* **SET PROBLEM**
Wherever a line holds the word "Apply", copy that line out.

* **PROVIDED RECORDS**
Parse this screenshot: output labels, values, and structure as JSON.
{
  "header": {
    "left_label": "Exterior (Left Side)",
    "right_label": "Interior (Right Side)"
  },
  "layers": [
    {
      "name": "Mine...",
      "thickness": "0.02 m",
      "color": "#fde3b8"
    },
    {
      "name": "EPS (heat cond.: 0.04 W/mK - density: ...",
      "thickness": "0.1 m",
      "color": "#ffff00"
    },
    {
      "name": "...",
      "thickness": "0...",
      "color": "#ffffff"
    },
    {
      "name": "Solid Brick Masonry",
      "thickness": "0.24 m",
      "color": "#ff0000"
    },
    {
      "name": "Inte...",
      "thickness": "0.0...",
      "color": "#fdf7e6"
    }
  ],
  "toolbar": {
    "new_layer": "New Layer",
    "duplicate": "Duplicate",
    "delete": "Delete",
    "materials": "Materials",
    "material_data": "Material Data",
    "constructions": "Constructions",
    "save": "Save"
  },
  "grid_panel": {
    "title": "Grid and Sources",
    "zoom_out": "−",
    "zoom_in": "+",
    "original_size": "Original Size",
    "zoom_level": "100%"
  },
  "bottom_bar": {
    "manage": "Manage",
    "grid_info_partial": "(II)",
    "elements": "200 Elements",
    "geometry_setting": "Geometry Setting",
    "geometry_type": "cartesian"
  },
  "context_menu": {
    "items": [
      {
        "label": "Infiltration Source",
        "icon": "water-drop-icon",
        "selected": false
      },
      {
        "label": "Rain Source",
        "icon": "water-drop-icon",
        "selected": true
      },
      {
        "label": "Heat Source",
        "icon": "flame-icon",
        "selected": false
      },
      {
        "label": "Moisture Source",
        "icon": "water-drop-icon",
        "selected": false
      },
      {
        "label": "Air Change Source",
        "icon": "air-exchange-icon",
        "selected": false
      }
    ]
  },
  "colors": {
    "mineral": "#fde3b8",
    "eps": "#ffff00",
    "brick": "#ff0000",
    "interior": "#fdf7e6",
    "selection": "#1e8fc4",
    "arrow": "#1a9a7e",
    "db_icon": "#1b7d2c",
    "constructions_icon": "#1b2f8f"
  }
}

--

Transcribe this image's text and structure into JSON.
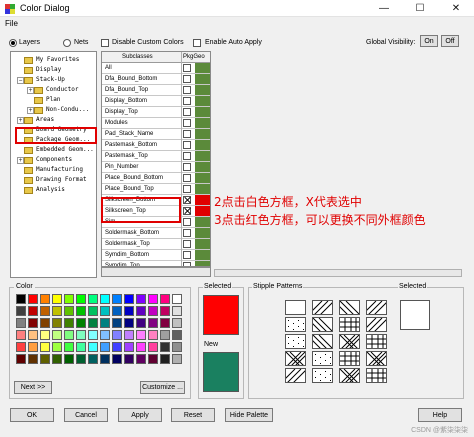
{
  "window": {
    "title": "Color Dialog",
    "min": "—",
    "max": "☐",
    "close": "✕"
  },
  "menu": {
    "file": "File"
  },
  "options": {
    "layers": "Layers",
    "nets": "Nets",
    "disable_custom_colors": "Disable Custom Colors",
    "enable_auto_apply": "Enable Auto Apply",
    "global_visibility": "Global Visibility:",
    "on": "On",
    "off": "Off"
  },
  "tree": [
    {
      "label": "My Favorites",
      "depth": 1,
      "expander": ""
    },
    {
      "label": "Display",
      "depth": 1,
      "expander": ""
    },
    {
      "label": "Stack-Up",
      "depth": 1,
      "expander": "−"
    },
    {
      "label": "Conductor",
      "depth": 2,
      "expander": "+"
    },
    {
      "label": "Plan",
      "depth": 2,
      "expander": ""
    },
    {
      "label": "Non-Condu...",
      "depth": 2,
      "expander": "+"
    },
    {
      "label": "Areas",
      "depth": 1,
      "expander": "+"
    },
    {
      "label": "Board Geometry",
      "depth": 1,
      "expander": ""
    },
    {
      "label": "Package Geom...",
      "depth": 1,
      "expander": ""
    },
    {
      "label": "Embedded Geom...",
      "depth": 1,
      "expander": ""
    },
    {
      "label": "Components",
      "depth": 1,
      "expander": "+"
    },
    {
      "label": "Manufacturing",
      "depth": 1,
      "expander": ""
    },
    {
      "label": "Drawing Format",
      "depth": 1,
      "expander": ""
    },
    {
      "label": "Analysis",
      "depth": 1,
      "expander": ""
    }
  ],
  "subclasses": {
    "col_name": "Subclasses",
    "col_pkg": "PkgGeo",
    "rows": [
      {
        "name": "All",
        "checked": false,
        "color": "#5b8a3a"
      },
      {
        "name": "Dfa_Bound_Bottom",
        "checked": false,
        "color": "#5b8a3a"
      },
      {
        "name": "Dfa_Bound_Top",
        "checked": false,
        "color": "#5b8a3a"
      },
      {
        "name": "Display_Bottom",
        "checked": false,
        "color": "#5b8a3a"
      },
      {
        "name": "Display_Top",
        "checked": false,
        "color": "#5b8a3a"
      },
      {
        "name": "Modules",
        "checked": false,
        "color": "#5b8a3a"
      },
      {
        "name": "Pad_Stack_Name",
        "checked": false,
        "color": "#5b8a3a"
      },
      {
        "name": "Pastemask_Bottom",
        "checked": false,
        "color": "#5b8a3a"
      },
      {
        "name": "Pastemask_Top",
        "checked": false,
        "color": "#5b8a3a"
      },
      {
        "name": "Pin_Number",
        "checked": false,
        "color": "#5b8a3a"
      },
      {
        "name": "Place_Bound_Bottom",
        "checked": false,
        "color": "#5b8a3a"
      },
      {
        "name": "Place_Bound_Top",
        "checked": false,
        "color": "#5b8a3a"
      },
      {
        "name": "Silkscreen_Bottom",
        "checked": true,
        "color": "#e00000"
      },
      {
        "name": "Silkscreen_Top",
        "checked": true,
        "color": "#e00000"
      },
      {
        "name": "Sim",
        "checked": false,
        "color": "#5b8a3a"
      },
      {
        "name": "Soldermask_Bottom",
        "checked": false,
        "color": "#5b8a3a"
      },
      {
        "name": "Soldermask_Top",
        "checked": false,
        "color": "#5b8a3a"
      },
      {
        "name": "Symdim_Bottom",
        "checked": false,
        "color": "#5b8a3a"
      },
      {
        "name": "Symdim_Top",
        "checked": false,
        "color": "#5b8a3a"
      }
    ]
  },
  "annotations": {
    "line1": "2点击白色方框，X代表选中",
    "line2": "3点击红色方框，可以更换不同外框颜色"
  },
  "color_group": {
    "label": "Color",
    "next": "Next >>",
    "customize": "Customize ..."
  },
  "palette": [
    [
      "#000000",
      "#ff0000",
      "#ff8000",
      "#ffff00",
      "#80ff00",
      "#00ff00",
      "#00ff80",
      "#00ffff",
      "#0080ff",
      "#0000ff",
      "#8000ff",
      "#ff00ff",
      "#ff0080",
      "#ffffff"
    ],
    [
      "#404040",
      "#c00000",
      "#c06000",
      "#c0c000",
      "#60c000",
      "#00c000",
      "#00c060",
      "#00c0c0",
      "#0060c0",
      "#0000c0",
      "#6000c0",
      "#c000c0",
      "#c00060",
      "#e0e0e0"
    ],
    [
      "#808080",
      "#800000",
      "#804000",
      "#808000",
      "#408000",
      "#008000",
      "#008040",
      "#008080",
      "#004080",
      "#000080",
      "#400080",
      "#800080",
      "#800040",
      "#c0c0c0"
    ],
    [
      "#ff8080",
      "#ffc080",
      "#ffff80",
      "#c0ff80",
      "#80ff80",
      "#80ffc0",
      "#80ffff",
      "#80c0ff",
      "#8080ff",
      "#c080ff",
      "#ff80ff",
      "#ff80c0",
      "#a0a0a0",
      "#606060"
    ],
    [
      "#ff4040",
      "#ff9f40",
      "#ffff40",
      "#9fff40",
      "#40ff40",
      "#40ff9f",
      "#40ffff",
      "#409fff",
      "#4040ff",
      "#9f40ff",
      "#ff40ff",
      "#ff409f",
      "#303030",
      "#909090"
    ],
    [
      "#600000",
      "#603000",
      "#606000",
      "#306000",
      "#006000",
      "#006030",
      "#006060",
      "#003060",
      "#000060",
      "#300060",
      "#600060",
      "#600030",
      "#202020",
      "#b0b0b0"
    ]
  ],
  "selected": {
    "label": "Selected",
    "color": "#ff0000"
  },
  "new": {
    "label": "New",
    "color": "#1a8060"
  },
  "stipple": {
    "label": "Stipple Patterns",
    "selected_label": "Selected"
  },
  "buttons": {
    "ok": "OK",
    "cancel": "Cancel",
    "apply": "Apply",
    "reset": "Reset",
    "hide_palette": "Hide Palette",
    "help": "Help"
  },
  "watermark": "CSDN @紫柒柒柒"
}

* **RESPONSE TO THE EXERCISE**
    "enable_auto_apply": "Enable Auto Apply",
    "apply": "Apply",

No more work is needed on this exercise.